>>

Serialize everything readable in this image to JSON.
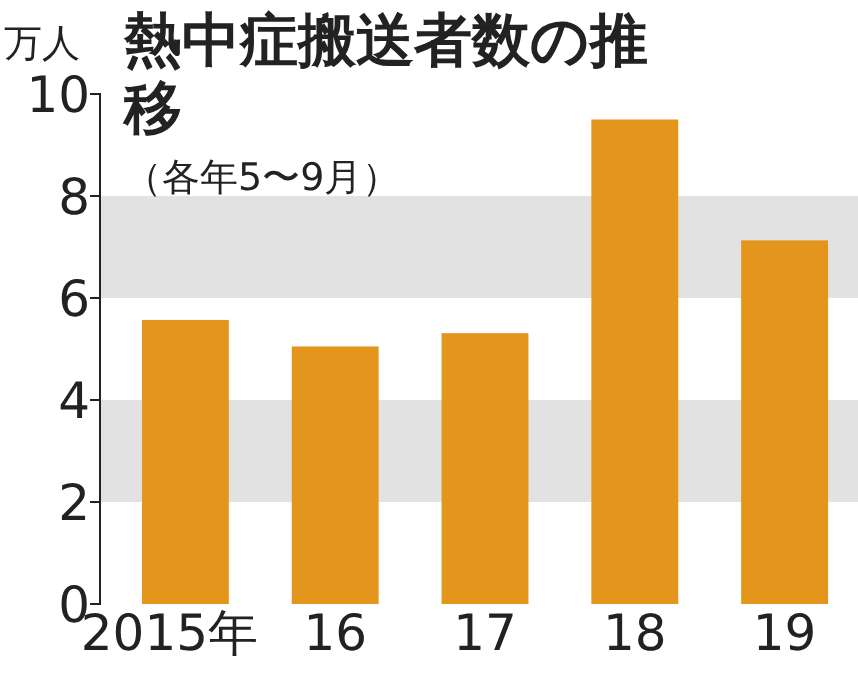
{
  "chart_data": {
    "type": "bar",
    "title": "熱中症搬送者数の推移",
    "subtitle": "（各年5〜9月）",
    "ylabel": "万人",
    "categories": [
      "2015年",
      "16",
      "17",
      "18",
      "19"
    ],
    "values": [
      5.57,
      5.05,
      5.31,
      9.5,
      7.13
    ],
    "color": "#e3951c",
    "ylim": [
      0,
      10
    ],
    "yticks": [
      0,
      2,
      4,
      6,
      8,
      10
    ],
    "bands": [
      {
        "axis": "y",
        "from": 2,
        "to": 4,
        "color": "#e2e2e2"
      },
      {
        "axis": "y",
        "from": 6,
        "to": 8,
        "color": "#e2e2e2"
      }
    ]
  }
}
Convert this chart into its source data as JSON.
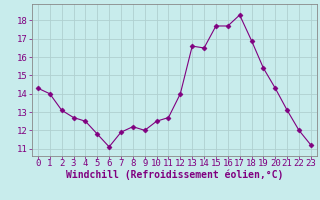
{
  "x": [
    0,
    1,
    2,
    3,
    4,
    5,
    6,
    7,
    8,
    9,
    10,
    11,
    12,
    13,
    14,
    15,
    16,
    17,
    18,
    19,
    20,
    21,
    22,
    23
  ],
  "y": [
    14.3,
    14.0,
    13.1,
    12.7,
    12.5,
    11.8,
    11.1,
    11.9,
    12.2,
    12.0,
    12.5,
    12.7,
    14.0,
    16.6,
    16.5,
    17.7,
    17.7,
    18.3,
    16.9,
    15.4,
    14.3,
    13.1,
    12.0,
    11.2
  ],
  "line_color": "#800080",
  "marker": "D",
  "marker_size": 2.5,
  "bg_color": "#c8ecec",
  "grid_color": "#b0d0d0",
  "xlabel": "Windchill (Refroidissement éolien,°C)",
  "xlabel_color": "#800080",
  "tick_color": "#800080",
  "yticks": [
    11,
    12,
    13,
    14,
    15,
    16,
    17,
    18
  ],
  "xticks": [
    0,
    1,
    2,
    3,
    4,
    5,
    6,
    7,
    8,
    9,
    10,
    11,
    12,
    13,
    14,
    15,
    16,
    17,
    18,
    19,
    20,
    21,
    22,
    23
  ],
  "ylim": [
    10.6,
    18.9
  ],
  "xlim": [
    -0.5,
    23.5
  ],
  "font_size": 6.5,
  "xlabel_size": 7.0
}
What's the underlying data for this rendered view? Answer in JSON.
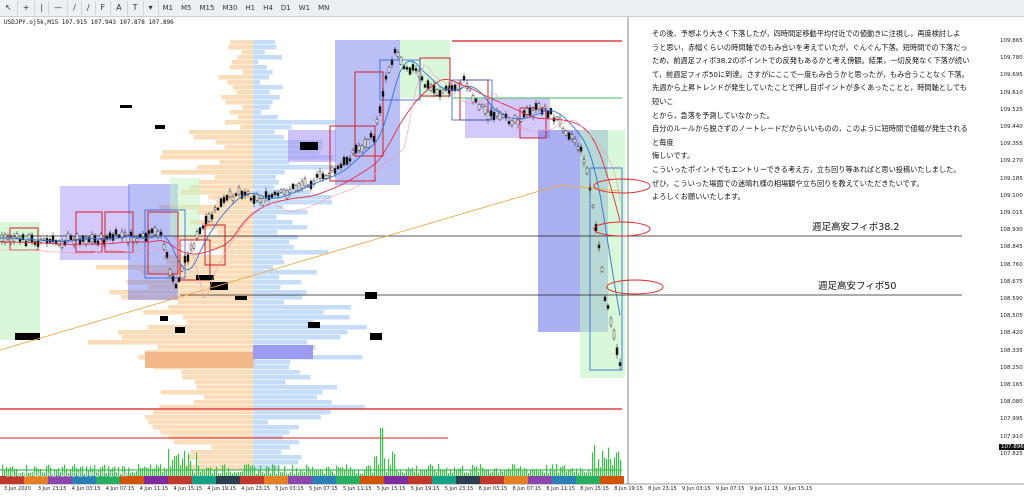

<<

**The request**.
Copy every line above that holds the word "this".

**Response below**.
Serialize everything readable in this image to JSON.
Convert this chart into its source data as JSON.
What's the underlying data for this rendered view? Answer in JSON.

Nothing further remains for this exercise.